Set problem => Return the listing below exactly, with the pictures dropped.

Records supplied =>

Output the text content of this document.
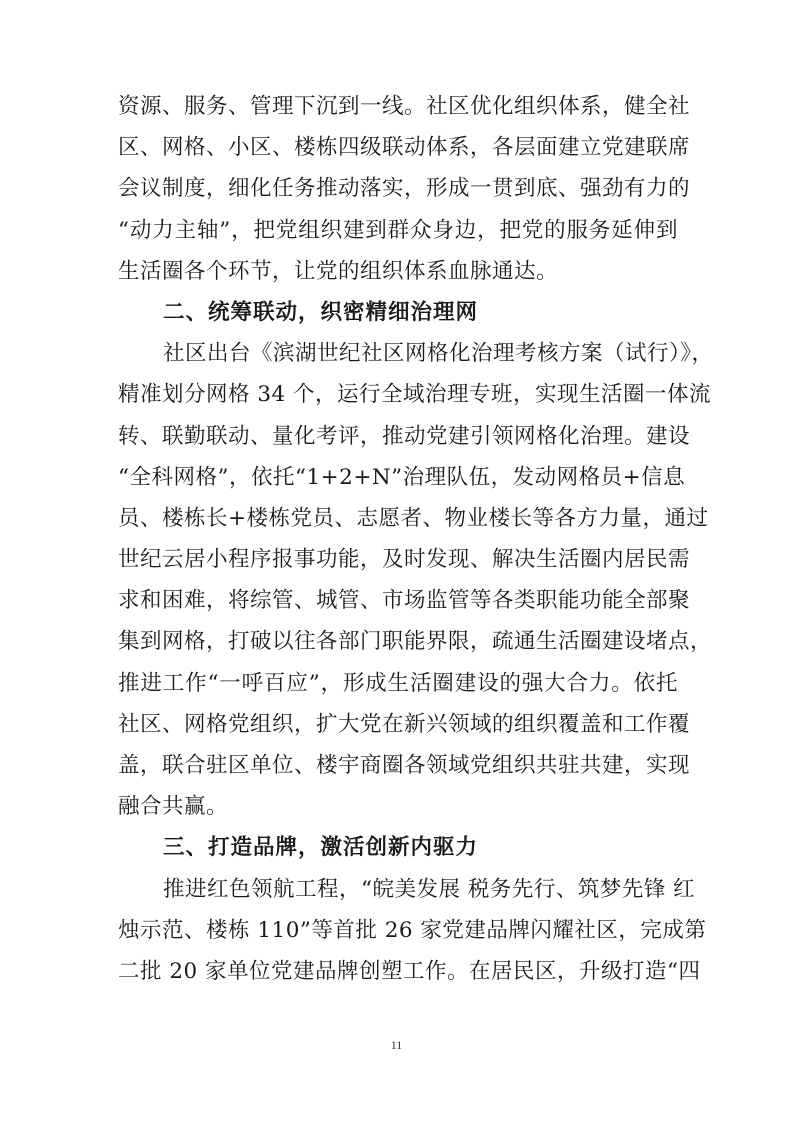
资源、服务、管理下沉到一线。社区优化组织体系，健全社
区、网格、小区、楼栋四级联动体系，各层面建立党建联席
会议制度，细化任务推动落实，形成一贯到底、强劲有力的
“动力主轴”，把党组织建到群众身边，把党的服务延伸到
生活圈各个环节，让党的组织体系血脉通达。
二、统筹联动，织密精细治理网
社区出台《滨湖世纪社区网格化治理考核方案（试行）》，
精准划分网格 34 个，运行全域治理专班，实现生活圈一体流
转、联勤联动、量化考评，推动党建引领网格化治理。建设
“全科网格”，依托“1+2+N”治理队伍，发动网格员+信息
员、楼栋长+楼栋党员、志愿者、物业楼长等各方力量，通过
世纪云居小程序报事功能，及时发现、解决生活圈内居民需
求和困难，将综管、城管、市场监管等各类职能功能全部聚
集到网格，打破以往各部门职能界限，疏通生活圈建设堵点，
推进工作“一呼百应”，形成生活圈建设的强大合力。依托
社区、网格党组织，扩大党在新兴领域的组织覆盖和工作覆
盖，联合驻区单位、楼宇商圈各领域党组织共驻共建，实现
融合共赢。
三、打造品牌，激活创新内驱力
推进红色领航工程，“皖美发展 税务先行、筑梦先锋 红
烛示范、楼栋 110”等首批 26 家党建品牌闪耀社区，完成第
二批 20 家单位党建品牌创塑工作。在居民区，升级打造“四
11
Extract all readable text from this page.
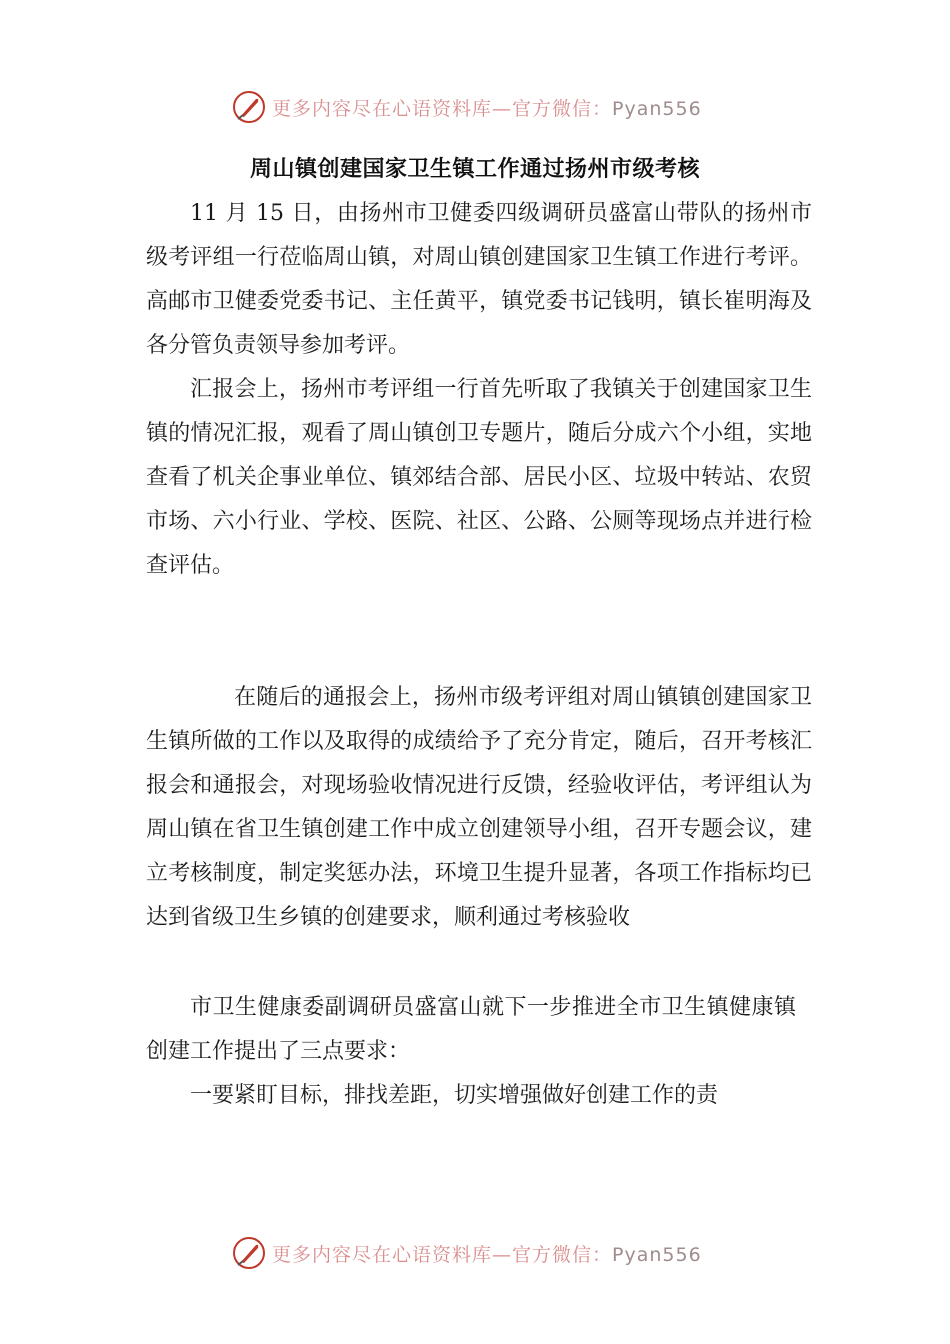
更多内容尽在心语资料库—官方微信：Pyan556
周山镇创建国家卫生镇工作通过扬州市级考核

11 月 15 日，由扬州市卫健委四级调研员盛富山带队的扬州市级考评组一行莅临周山镇，对周山镇创建国家卫生镇工作进行考评。高邮市卫健委党委书记、主任黄平，镇党委书记钱明，镇长崔明海及各分管负责领导参加考评。

汇报会上，扬州市考评组一行首先听取了我镇关于创建国家卫生镇的情况汇报，观看了周山镇创卫专题片，随后分成六个小组，实地查看了机关企事业单位、镇郊结合部、居民小区、垃圾中转站、农贸市场、六小行业、学校、医院、社区、公路、公厕等现场点并进行检查评估。

在随后的通报会上，扬州市级考评组对周山镇镇创建国家卫生镇所做的工作以及取得的成绩给予了充分肯定，随后，召开考核汇报会和通报会，对现场验收情况进行反馈，经验收评估，考评组认为周山镇在省卫生镇创建工作中成立创建领导小组，召开专题会议，建立考核制度，制定奖惩办法，环境卫生提升显著，各项工作指标均已达到省级卫生乡镇的创建要求，顺利通过考核验收

市卫生健康委副调研员盛富山就下一步推进全市卫生镇健康镇创建工作提出了三点要求：

一要紧盯目标，排找差距，切实增强做好创建工作的责

更多内容尽在心语资料库—官方微信：Pyan556
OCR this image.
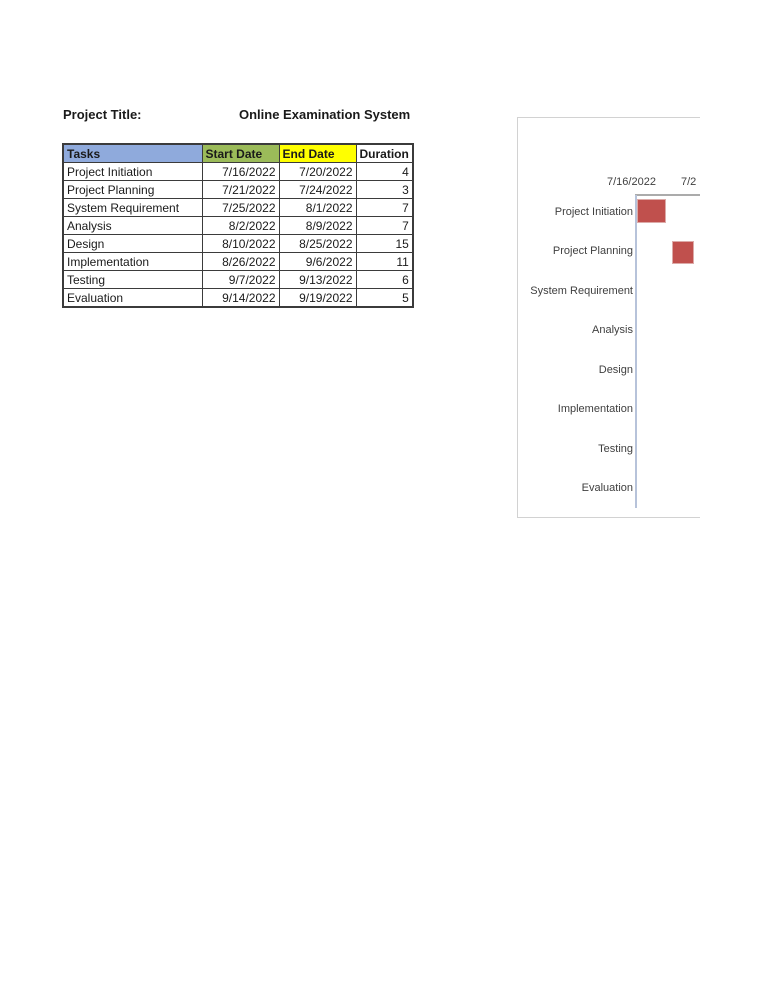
Project Title:	Online Examination System
Tasks	Start Date	End Date	Duration
Project Initiation	7/16/2022	7/20/2022	4
Project Planning	7/21/2022	7/24/2022	3
System Requirement	7/25/2022	8/1/2022	7
Analysis	8/2/2022	8/9/2022	7
Design	8/10/2022	8/25/2022	15
Implementation	8/26/2022	9/6/2022	11
Testing	9/7/2022	9/13/2022	6
Evaluation	9/14/2022	9/19/2022	5
7/16/2022 7/2
Project Initiation
Project Planning
System Requirement
Analysis
Design
Implementation
Testing
Evaluation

Solution to the exercise =>
Output the text content of this document.
资源、服务、管理下沉到一线。社区优化组织体系，健全社
区、网格、小区、楼栋四级联动体系，各层面建立党建联席
会议制度，细化任务推动落实，形成一贯到底、强劲有力的
“动力主轴”，把党组织建到群众身边，把党的服务延伸到
生活圈各个环节，让党的组织体系血脉通达。
二、统筹联动，织密精细治理网
社区出台《滨湖世纪社区网格化治理考核方案（试行）》，
精准划分网格 34 个，运行全域治理专班，实现生活圈一体流
转、联勤联动、量化考评，推动党建引领网格化治理。建设
“全科网格”，依托“1+2+N”治理队伍，发动网格员+信息
员、楼栋长+楼栋党员、志愿者、物业楼长等各方力量，通过
世纪云居小程序报事功能，及时发现、解决生活圈内居民需
求和困难，将综管、城管、市场监管等各类职能功能全部聚
集到网格，打破以往各部门职能界限，疏通生活圈建设堵点，
推进工作“一呼百应”，形成生活圈建设的强大合力。依托
社区、网格党组织，扩大党在新兴领域的组织覆盖和工作覆
盖，联合驻区单位、楼宇商圈各领域党组织共驻共建，实现
融合共赢。
三、打造品牌，激活创新内驱力
推进红色领航工程，“皖美发展 税务先行、筑梦先锋 红
烛示范、楼栋 110”等首批 26 家党建品牌闪耀社区，完成第
二批 20 家单位党建品牌创塑工作。在居民区，升级打造“四
11
Extract all readable text from this page.
更多内容尽在心语资料库—官方微信：Pyan556
周山镇创建国家卫生镇工作通过扬州市级考核

11 月 15 日，由扬州市卫健委四级调研员盛富山带队的扬州市级考评组一行莅临周山镇，对周山镇创建国家卫生镇工作进行考评。高邮市卫健委党委书记、主任黄平，镇党委书记钱明，镇长崔明海及各分管负责领导参加考评。

汇报会上，扬州市考评组一行首先听取了我镇关于创建国家卫生镇的情况汇报，观看了周山镇创卫专题片，随后分成六个小组，实地查看了机关企事业单位、镇郊结合部、居民小区、垃圾中转站、农贸市场、六小行业、学校、医院、社区、公路、公厕等现场点并进行检查评估。

在随后的通报会上，扬州市级考评组对周山镇镇创建国家卫生镇所做的工作以及取得的成绩给予了充分肯定，随后，召开考核汇报会和通报会，对现场验收情况进行反馈，经验收评估，考评组认为周山镇在省卫生镇创建工作中成立创建领导小组，召开专题会议，建立考核制度，制定奖惩办法，环境卫生提升显著，各项工作指标均已达到省级卫生乡镇的创建要求，顺利通过考核验收

市卫生健康委副调研员盛富山就下一步推进全市卫生镇健康镇创建工作提出了三点要求：

一要紧盯目标，排找差距，切实增强做好创建工作的责

更多内容尽在心语资料库—官方微信：Pyan556
OCR this image.
Project Title:	Online Examination System
Tasks	Start Date	End Date	Duration
Project Initiation	7/16/2022	7/20/2022	4
Project Planning	7/21/2022	7/24/2022	3
System Requirement	7/25/2022	8/1/2022	7
Analysis	8/2/2022	8/9/2022	7
Design	8/10/2022	8/25/2022	15
Implementation	8/26/2022	9/6/2022	11
Testing	9/7/2022	9/13/2022	6
Evaluation	9/14/2022	9/19/2022	5
7/16/2022 7/2
Project Initiation
Project Planning
System Requirement
Analysis
Design
Implementation
Testing
Evaluation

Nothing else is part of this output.